■ SOURCE EXTRACT

Tuesday, November 14, 2006
Sunday, November 12, 2006
Part 2 Of State Championship Cross Including Skibby And A Dog
Friday, November 10, 2006
Mrs Reaction To My Birthday Wishes
Happy birthday to Debra from me, Maggie and Snowy and the two assholes from the Alan Racing Team.Partially because our car won't start Mrs has chosen to take the train to the Mall of America for a wild night of shoe shopping and fine dining at the food court. I have promised to pull a shirt out of the laundry and shave for the occasion.
Sitting in my chair this morning I couldn't help but notice the large quantity of leaves in my front yard. This problem was quickly solved by closing the drapes.
Apparently, I have been offered the job of infield whip at the track next summer. I guess my job will be to remind the racers that their race is coming up and they should proceed to the rail. Ooh, I'm piss-my-pants excited about this. But, will I get to wear a blue race official's shirt with a neato keano patch on it? I mean, all I'll need is the patch. I'll buy a shirt. Probably an Armani. Open to suggestions.
State championship cyclocross races at Basset Creek park tomorrow. I'll be riding with the Hiawatha gang including Snakebite and then hopefully riding out to Crystal for the races. Jeez, I hope my new friends from Alan will be there.
Wednesday, November 08, 2006
C'mon Guys - Don't Be Mad - We Can Stop At Birchwood - I'll Buy You An $8 Muffin
Riding home and enjoying the nice weather along the river last night I saw a couple of riders ahead of me. Let's take a look. Roadies almost never ride on the trail so I didn't think it was any of them. So, I caught them and maintained a safe distance behind. Sitting chilly. In the sprinter's lounge, if you will. There we go. Just the three of us. The boys don't have a clue. Oh, before I forget. They had Alan team kits on. I think they had every piece of clothing they were issued on. It was in the 50's. They were dressed for the 20's. Where were we. Oh right, just cruising down the trail. Totally fucking oblivious to their surroundings. So, pretty close to Lake Street I figure I'll wake the boys up. I clear my sinuses. Ooh, that gets their attention. The one riding on the wrong side hits his brakes and skids pretty good which makes me laugh. In a rather terse tone he says - "You think that's pretty funny, huh". I don't answer him. He's pretty pissed and gives me the impression that he'd kinda like to fight. I tell the other clown that I've been back there for 2 miles. He says, - "Drafting". I say, - "Not drafting, on my way home from work". End of conversation. I pass them and put the hammer down expecting a response. No response. I stop at the Birchwood turn-off to pull my pants up (Chrome knickers too big). They come by and I tell them to have fun. No response. I think they were cross racers. Maybe I'll see them Saturday at Basset Creek. I'll bring the muffins.

■ ASSIGNMENT 1
Will you set down the blog excerpt's words starting at "Tuesday, November 14, 2006" and ending at "for the occasion."?
■ ASSIGNMENT 2
Can you rewrite the blog excerpt's paragraph beginning "Apparently, I have been offered the job" more briefly, keeping its main facts?
Nothing in the material is needed for any of this.

■ EXERCISE DATA

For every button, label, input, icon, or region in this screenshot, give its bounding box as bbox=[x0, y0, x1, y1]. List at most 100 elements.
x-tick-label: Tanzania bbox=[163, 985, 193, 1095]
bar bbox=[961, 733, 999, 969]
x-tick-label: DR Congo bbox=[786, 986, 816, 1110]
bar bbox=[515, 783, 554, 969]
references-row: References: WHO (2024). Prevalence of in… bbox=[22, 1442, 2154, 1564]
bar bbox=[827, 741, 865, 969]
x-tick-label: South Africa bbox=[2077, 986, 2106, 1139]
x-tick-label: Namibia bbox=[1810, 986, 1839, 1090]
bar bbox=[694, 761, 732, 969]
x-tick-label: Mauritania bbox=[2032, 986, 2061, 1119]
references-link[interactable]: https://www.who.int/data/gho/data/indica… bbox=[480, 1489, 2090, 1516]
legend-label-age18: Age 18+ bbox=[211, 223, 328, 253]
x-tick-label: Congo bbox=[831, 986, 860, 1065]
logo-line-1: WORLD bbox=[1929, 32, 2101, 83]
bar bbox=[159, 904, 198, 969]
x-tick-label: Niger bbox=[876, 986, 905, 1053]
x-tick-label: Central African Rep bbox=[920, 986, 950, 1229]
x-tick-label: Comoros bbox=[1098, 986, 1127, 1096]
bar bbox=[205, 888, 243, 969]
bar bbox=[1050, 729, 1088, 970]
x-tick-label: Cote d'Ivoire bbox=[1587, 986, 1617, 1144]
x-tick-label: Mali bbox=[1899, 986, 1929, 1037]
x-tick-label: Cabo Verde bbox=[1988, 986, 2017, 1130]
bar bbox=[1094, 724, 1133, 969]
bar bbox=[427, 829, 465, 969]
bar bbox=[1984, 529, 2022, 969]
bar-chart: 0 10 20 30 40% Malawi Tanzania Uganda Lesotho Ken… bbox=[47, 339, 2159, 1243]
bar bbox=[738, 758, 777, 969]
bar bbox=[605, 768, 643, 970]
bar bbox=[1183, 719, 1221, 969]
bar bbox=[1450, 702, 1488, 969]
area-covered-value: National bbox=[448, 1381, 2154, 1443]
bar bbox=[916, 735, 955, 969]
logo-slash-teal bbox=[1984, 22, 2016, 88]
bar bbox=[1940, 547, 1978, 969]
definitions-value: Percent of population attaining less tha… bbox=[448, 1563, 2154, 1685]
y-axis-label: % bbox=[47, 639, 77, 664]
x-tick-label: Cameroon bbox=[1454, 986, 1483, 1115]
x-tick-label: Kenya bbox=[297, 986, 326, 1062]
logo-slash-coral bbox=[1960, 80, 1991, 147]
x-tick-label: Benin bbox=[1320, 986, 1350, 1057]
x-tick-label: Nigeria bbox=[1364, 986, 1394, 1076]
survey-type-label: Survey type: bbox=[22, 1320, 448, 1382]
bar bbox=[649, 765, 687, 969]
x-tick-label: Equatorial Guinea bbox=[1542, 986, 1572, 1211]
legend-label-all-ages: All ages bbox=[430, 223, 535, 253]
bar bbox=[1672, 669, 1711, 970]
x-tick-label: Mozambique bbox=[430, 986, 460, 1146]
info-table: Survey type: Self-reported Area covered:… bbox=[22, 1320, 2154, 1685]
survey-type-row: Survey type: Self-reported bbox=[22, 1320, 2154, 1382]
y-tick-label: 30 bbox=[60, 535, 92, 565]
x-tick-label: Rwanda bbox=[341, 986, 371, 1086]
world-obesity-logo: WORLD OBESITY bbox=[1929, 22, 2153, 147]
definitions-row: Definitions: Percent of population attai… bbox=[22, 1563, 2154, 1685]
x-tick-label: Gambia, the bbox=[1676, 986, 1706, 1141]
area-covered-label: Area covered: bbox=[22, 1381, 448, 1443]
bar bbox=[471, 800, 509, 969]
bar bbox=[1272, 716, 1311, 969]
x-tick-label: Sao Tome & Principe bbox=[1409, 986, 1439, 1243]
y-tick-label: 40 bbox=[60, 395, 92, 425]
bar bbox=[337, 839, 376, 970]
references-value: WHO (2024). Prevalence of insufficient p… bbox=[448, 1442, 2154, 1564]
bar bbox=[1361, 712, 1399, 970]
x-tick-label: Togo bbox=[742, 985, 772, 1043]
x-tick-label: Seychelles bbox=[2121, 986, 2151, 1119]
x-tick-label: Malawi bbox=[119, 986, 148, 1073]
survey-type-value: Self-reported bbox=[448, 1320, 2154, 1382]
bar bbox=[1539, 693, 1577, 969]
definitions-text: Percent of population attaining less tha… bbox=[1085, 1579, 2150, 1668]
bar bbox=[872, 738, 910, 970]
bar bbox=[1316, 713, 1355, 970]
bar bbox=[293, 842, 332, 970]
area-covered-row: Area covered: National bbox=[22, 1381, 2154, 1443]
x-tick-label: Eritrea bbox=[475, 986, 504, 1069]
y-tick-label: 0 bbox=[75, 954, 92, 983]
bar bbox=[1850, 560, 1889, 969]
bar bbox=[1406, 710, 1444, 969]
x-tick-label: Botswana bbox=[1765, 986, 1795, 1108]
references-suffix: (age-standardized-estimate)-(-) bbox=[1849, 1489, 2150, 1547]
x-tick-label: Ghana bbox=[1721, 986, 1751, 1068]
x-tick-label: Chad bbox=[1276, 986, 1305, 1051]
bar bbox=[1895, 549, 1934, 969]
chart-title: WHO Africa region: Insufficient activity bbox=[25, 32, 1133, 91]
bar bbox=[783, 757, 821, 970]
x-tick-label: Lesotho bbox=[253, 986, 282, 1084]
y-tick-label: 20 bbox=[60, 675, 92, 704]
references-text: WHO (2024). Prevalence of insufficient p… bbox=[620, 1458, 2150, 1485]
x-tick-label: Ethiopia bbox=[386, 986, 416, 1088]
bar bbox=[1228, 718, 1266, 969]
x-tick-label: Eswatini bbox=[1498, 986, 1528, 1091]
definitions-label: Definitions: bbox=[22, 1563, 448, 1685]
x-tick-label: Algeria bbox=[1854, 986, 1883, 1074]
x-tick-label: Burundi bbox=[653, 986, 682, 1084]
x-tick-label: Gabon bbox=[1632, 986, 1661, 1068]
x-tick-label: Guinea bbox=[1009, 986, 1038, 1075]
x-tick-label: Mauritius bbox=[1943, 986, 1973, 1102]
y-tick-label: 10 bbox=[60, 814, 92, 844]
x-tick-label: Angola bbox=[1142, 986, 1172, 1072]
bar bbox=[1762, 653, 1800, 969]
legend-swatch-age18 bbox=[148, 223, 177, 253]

■ WORKED SOLUTION 1
Tuesday, November 14, 2006
Sunday, November 12, 2006
Part 2 Of State Championship Cross Including Skibby And A Dog
Friday, November 10, 2006
Mrs Reaction To My Birthday Wishes
Happy birthday to Debra from me, Maggie and Snowy and the two assholes from the Alan Racing Team.Partially because our car won't start Mrs has chosen to take the train to the Mall of America for a wild night of shoe shopping and fine dining at the food court. I have promised to pull a shirt out of the laundry and shave for the occasion.

■ WORKED SOLUTION 2
The writer has apparently been offered the job of infield whip at the track next summer. The job seems to involve reminding racers that their race is coming up and that they should go to the rail. The writer is very excited and wonders whether it comes with a blue race official's shirt with a patch. Only the patch is really needed, since the writer would buy the shirt, probably an Armani, and is open to suggestions.